• **Request**
Whenever a line below holds the word "红树湾地区", copy that line.

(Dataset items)
BEGIN

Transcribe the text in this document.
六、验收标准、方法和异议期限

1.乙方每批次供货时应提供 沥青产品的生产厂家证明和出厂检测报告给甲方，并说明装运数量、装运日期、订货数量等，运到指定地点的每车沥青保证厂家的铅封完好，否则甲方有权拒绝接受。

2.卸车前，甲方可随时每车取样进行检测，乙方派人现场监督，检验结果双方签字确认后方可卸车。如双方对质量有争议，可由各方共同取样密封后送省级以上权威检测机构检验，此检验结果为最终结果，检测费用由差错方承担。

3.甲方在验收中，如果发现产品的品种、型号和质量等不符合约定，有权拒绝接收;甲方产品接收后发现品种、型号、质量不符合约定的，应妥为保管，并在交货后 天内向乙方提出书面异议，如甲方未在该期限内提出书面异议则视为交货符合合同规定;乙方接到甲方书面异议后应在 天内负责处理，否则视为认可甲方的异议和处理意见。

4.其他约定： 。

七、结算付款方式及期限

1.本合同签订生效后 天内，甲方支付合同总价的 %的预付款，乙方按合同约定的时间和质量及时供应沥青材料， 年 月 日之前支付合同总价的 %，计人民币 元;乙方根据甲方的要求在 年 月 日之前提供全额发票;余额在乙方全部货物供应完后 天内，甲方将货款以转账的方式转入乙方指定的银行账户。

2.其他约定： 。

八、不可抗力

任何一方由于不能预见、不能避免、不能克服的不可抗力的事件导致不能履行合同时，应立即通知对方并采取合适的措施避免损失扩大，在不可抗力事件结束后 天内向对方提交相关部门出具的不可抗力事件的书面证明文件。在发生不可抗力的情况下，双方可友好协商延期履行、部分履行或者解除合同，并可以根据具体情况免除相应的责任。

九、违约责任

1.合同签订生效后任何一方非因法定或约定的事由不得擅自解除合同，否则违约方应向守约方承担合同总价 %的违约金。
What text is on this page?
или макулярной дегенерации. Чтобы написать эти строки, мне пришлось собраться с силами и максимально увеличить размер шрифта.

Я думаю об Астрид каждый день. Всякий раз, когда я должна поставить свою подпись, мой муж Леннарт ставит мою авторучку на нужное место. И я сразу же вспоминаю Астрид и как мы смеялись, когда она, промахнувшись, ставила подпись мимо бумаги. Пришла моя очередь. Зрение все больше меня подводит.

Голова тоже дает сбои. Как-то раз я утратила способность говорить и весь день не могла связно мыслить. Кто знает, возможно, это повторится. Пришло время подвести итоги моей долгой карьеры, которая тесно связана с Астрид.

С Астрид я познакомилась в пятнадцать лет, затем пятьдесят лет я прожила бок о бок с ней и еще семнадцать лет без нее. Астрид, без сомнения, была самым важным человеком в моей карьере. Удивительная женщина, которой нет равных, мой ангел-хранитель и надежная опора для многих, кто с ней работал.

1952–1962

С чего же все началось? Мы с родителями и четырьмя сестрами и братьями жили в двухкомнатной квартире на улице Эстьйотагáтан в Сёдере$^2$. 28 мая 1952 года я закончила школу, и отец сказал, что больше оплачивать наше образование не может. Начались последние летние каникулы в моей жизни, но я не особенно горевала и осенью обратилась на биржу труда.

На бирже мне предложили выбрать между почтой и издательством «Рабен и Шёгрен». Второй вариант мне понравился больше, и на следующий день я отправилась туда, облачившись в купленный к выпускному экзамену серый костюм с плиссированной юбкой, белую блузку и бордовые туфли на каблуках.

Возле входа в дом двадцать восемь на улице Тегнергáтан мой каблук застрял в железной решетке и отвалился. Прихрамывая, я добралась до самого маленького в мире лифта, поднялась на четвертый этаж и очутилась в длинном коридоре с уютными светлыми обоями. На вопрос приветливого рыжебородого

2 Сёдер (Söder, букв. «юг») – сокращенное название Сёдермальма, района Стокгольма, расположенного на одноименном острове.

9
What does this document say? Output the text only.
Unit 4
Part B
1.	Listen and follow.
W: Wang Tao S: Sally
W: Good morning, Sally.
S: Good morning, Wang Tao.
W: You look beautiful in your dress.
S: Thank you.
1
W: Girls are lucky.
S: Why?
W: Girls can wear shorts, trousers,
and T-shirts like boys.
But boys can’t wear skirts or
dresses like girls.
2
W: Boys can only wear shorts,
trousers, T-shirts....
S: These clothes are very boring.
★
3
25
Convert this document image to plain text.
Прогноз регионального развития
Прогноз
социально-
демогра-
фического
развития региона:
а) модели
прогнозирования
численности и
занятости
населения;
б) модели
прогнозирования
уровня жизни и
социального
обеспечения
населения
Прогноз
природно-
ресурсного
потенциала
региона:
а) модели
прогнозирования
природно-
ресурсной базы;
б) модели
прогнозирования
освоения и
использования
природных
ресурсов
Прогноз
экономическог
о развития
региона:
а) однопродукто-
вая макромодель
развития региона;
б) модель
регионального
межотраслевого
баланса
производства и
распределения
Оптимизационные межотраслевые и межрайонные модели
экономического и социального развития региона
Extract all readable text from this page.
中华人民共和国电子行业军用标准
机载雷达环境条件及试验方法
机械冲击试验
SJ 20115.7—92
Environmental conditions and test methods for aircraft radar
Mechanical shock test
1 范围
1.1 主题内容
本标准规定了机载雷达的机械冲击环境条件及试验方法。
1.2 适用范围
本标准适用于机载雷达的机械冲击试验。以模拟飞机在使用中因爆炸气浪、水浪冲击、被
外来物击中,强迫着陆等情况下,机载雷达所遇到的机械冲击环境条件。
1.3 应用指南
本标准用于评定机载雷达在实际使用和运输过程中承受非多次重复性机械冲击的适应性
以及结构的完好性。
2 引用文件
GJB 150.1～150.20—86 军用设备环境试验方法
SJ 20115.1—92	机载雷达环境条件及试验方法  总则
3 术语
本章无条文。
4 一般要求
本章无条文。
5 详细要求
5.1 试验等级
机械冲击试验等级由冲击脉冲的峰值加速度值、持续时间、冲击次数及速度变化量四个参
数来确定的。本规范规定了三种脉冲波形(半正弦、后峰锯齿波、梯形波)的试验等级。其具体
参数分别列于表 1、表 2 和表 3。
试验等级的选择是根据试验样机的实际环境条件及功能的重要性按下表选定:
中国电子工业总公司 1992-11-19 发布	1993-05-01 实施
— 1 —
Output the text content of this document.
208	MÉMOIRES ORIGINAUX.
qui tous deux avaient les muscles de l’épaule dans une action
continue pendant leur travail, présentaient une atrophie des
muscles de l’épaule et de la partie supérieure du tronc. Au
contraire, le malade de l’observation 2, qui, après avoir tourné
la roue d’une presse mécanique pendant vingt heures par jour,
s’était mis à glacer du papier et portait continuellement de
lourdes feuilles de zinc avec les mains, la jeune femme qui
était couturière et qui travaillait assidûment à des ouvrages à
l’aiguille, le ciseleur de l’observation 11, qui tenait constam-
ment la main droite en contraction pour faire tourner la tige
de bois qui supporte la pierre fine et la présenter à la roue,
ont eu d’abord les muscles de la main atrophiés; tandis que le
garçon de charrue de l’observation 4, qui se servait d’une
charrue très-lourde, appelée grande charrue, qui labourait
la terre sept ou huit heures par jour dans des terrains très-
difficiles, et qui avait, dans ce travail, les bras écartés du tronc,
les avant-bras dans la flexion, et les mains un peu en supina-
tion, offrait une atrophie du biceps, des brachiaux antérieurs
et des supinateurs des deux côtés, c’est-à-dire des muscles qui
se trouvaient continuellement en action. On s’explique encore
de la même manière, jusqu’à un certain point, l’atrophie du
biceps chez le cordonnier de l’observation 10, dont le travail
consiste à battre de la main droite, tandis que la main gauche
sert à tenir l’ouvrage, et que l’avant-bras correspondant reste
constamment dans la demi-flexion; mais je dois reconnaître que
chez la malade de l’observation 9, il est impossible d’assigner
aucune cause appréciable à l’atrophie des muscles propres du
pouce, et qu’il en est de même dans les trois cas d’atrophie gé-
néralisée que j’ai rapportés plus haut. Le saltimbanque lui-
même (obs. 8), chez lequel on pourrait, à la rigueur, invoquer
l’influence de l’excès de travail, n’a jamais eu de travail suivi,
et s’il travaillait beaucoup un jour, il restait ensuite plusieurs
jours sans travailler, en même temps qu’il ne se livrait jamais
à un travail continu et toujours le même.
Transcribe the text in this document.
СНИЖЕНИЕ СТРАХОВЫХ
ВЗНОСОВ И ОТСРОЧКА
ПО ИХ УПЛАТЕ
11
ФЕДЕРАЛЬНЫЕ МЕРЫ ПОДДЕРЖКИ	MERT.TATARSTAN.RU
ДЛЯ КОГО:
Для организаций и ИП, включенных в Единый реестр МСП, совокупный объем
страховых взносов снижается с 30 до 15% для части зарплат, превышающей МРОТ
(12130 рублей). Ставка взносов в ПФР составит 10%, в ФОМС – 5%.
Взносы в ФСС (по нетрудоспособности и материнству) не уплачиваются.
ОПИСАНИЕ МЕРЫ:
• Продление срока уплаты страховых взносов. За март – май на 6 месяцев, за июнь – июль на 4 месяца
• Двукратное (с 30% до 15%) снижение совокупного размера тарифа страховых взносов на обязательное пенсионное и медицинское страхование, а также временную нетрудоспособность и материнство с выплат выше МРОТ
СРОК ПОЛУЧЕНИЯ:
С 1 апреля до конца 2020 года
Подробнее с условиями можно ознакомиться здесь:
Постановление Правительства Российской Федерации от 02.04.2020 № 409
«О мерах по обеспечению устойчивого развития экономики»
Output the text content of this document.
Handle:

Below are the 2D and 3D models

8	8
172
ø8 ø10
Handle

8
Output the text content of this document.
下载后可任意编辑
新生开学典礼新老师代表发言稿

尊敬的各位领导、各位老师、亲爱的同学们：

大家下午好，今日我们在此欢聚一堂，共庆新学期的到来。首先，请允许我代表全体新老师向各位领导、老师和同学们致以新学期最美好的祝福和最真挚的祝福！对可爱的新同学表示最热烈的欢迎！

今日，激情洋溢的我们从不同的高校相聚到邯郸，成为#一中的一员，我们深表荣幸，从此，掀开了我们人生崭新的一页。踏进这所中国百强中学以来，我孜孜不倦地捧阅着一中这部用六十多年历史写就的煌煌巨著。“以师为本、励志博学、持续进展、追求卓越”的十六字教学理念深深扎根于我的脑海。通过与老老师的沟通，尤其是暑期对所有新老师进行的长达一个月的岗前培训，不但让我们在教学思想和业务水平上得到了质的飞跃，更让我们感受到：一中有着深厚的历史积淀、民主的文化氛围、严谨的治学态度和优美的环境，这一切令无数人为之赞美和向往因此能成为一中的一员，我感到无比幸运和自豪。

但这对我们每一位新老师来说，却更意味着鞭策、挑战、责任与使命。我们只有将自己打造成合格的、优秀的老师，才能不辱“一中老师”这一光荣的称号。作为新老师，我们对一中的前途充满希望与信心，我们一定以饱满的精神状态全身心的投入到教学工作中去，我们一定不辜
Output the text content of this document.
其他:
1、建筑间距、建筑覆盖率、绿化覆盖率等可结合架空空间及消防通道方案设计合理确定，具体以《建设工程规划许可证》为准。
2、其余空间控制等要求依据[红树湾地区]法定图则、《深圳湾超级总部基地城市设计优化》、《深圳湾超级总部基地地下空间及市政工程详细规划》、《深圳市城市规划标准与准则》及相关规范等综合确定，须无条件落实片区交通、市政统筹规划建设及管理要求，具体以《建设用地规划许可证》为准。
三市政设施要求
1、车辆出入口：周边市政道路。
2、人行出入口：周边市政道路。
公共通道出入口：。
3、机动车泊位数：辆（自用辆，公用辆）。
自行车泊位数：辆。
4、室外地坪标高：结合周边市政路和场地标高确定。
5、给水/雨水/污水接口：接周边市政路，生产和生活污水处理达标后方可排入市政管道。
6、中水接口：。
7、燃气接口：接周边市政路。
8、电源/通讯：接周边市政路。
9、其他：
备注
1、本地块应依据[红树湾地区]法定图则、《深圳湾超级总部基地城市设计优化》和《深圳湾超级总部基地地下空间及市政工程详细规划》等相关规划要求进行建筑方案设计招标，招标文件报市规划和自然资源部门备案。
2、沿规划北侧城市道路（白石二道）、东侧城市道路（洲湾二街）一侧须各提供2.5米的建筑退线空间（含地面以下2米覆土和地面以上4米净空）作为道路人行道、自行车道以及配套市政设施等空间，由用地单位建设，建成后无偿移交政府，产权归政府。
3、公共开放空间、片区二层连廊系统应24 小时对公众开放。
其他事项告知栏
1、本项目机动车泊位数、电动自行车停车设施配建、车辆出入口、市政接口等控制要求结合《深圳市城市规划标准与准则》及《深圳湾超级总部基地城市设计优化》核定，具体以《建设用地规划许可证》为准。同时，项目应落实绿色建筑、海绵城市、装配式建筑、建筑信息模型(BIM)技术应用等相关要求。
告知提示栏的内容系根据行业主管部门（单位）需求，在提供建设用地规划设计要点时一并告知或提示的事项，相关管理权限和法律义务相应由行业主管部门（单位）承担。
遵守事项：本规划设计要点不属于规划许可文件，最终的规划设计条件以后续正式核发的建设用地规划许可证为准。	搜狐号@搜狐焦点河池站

END

• **Result of the exercise**
2、其余空间控制等要求依据[红树湾地区]法定图则、《深圳湾超级总部基地城市设计优化》、《深圳湾超级总部基地地下空间及市政工程详细规划》、《深圳市城市规划标准与准则》及相关规范等综合确定，须无条件落实片区交通、市政统筹规划建设及管理要求，具体以《建设用地规划许可证》为准。
1、本地块应依据[红树湾地区]法定图则、《深圳湾超级总部基地城市设计优化》和《深圳湾超级总部基地地下空间及市政工程详细规划》等相关规划要求进行建筑方案设计招标，招标文件报市规划和自然资源部门备案。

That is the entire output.